Given exercise
Determine which lines of the records include the word "equipment", and copy them.

Data excerpts
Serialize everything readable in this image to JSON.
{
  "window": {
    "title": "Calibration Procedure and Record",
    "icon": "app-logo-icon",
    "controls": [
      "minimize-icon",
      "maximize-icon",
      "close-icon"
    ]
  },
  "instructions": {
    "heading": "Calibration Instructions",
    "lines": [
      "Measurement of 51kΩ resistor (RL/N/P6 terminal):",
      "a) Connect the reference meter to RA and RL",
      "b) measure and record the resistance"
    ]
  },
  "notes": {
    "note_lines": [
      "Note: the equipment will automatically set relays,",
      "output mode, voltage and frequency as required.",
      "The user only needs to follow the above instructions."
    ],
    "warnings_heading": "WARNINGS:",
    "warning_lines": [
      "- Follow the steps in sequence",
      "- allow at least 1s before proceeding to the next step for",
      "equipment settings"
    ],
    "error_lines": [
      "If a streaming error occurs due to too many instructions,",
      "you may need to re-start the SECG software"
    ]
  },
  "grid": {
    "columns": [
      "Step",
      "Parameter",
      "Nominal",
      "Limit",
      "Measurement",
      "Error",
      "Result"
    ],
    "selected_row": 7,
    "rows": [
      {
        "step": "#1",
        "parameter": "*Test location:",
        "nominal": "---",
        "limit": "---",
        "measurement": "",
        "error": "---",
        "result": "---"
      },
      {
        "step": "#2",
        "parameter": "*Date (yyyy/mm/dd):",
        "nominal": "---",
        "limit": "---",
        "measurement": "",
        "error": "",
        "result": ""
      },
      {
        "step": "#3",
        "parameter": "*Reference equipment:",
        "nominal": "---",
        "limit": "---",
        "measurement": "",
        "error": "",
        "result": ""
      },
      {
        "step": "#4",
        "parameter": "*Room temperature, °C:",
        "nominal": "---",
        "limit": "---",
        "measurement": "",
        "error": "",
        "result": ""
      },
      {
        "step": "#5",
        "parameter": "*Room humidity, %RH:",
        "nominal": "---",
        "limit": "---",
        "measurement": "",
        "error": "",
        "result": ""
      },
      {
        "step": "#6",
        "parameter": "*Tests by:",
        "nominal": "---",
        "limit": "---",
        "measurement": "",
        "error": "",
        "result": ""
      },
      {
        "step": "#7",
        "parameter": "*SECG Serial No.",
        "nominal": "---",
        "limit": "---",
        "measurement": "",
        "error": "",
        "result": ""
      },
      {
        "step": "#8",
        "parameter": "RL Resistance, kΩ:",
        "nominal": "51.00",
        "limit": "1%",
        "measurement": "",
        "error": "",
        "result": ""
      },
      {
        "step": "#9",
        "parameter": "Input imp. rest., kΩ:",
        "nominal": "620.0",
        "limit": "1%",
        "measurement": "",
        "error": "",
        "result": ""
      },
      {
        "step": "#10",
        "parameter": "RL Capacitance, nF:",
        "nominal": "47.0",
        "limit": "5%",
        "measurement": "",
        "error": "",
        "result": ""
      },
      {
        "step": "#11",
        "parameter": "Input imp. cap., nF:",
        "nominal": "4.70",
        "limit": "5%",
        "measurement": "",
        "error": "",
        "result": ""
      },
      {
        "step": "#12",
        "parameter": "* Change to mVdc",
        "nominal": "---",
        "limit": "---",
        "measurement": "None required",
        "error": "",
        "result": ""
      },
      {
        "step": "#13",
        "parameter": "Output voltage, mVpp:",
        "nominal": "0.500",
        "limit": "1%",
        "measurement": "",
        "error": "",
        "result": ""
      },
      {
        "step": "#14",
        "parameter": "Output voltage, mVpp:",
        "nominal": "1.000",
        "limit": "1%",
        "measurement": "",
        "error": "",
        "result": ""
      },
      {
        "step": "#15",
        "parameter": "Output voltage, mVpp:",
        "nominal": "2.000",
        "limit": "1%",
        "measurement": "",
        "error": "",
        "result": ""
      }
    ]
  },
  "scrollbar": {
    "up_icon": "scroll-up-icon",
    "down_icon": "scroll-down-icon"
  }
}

Task solution
      "Note: the equipment will automatically set relays,",
      "equipment settings"
        "parameter": "*Reference equipment:",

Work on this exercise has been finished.